• CHALLENGES
• a. Write out the passage of the Ill Blu profile starting at "British producer duo" and ending at "to making them.", word for word.
• b. Pull out the entries starting at the first one and ending at the line that contains "sell-now-button[interactable]: Sell Now", both included, and reproduce them verbatim.

- Origin: London, England
- Genres: Electronic; UK funky; UK garage; afroswing; house; drill; hip hop; drum and bass; jungle;
- Occupations: Record producers, songwriters, DJs
- Years active: 2008–present
- Labels: Island, RCA, Hyperdub, Numbers, Armada
- Members: James Grant; Darius Ellington;
- Website: illblu.com

= Ill Blu =

British producer duo

Ill Blu (stylized as iLL BLU) are a British record production duo, consisting of James Grant and Darius Ellington-Forde.

==Career==
Ill Blu began their career in 2008 following the release of "Frontline" by Princess Nyah; at the time, the members of Ill Blu went under the names J-Reel and Def1, respectively. Following the release of "Frontline", the two would adopt the name Ill Blu; in an interview, they would note that "iLL" represented the rawness of their beats and "BLU" represented their cool approach to making them.

Following their well received remix of Shystie's 'Pull it' in 2009. iLL BLU quickly became sought after remixers and staples of the UK Funky House sound remixing for the likes of Roll Deep, Cheryl and Hot Chip, amongst many others.

They would go on to cement their underground foundations releasing the "Blu Magic Riddim" and EPs Bellion/Dragon Pop on Kode 9’s Hyperdub and Meltdown on Jackmaster’s Numbers record label, the latter of which was named one of Pitchfork's Top 100 Tracks of 2011.

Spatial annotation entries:
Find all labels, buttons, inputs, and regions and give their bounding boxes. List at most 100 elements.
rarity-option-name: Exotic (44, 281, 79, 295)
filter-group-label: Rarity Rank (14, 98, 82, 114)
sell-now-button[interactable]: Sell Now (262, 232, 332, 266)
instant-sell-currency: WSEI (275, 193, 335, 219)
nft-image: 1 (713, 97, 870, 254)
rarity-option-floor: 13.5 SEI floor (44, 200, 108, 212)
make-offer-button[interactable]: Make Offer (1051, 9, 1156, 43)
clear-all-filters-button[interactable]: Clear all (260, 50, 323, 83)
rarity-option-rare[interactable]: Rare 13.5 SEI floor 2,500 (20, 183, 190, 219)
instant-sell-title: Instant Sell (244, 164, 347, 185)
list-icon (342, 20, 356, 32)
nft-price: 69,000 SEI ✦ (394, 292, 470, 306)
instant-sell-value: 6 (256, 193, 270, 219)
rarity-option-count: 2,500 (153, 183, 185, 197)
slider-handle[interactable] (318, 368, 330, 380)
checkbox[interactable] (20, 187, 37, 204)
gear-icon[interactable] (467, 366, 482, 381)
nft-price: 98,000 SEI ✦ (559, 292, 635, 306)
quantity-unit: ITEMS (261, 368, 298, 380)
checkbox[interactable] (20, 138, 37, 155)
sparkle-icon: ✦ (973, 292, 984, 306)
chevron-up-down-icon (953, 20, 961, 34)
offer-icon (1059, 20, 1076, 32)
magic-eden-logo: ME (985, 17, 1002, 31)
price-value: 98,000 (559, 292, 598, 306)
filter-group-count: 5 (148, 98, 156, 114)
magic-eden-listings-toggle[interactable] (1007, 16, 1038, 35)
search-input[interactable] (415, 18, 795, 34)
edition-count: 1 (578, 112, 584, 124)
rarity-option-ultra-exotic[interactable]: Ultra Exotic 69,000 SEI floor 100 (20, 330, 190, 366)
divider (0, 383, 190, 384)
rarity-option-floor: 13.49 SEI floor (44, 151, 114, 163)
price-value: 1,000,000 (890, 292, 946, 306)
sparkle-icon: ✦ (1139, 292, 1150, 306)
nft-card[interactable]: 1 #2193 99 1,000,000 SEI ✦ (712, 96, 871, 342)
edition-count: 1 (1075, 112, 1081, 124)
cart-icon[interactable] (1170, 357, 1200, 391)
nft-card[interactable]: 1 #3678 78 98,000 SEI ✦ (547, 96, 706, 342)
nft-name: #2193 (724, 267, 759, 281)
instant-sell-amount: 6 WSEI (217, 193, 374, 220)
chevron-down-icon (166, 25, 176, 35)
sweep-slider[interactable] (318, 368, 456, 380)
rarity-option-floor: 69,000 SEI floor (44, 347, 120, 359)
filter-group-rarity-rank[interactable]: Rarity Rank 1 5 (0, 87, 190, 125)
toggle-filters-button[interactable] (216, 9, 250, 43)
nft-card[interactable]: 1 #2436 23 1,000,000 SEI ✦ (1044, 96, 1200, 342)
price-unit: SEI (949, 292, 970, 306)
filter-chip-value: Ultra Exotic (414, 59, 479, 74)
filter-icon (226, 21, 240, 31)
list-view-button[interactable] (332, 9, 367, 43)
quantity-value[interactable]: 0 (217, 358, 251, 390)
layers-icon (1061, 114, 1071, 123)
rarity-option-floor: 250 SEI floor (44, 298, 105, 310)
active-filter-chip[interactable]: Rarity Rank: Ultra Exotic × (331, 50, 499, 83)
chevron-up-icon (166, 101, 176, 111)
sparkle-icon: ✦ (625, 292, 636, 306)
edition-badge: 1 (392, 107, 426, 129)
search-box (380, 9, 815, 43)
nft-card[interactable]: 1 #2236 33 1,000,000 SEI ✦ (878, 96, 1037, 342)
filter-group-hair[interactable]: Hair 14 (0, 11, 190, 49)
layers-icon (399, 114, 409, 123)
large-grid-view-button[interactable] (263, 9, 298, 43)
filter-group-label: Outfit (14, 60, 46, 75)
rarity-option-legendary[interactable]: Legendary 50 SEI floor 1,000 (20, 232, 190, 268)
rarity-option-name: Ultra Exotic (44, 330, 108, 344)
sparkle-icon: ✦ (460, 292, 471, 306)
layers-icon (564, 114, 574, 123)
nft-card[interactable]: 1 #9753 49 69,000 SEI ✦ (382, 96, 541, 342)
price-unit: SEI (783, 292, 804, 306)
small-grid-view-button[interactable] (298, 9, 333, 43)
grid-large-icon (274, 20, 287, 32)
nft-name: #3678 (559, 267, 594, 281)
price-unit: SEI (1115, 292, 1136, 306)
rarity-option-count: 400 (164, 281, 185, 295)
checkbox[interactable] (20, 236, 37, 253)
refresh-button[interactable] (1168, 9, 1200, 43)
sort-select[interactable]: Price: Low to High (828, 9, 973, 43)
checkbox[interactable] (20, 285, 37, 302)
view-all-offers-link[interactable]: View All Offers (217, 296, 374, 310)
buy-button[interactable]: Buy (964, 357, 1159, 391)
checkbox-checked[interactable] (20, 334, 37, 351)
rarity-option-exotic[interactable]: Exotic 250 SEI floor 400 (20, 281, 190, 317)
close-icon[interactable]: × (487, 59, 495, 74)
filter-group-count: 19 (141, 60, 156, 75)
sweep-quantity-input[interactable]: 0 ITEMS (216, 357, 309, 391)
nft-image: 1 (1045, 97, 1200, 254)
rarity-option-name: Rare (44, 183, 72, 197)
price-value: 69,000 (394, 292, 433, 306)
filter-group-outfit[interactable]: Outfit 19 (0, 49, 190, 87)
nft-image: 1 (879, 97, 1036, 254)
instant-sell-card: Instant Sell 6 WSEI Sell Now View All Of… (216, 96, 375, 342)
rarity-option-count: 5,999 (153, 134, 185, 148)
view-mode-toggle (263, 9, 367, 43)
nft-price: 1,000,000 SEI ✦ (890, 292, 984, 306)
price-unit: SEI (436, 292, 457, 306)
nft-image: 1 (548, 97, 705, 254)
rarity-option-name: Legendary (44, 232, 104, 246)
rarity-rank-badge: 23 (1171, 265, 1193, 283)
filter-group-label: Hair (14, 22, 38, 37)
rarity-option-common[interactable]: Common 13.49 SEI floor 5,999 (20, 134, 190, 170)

• EXPECTED OUTPUTS
• a.
British producer duo

Ill Blu (stylized as iLL BLU) are a British record production duo, consisting of James Grant and Darius Ellington-Forde.

==Career==
Ill Blu began their career in 2008 following the release of "Frontline" by Princess Nyah; at the time, the members of Ill Blu went under the names J-Reel and Def1, respectively. Following the release of "Frontline", the two would adopt the name Ill Blu; in an interview, they would note that "iLL" represented the rawness of their beats and "BLU" represented their cool approach to making them.

• b.
Find all labels, buttons, inputs, and regions and give their bounding boxes. List at most 100 elements.
rarity-option-name: Exotic (44, 281, 79, 295)
filter-group-label: Rarity Rank (14, 98, 82, 114)
sell-now-button[interactable]: Sell Now (262, 232, 332, 266)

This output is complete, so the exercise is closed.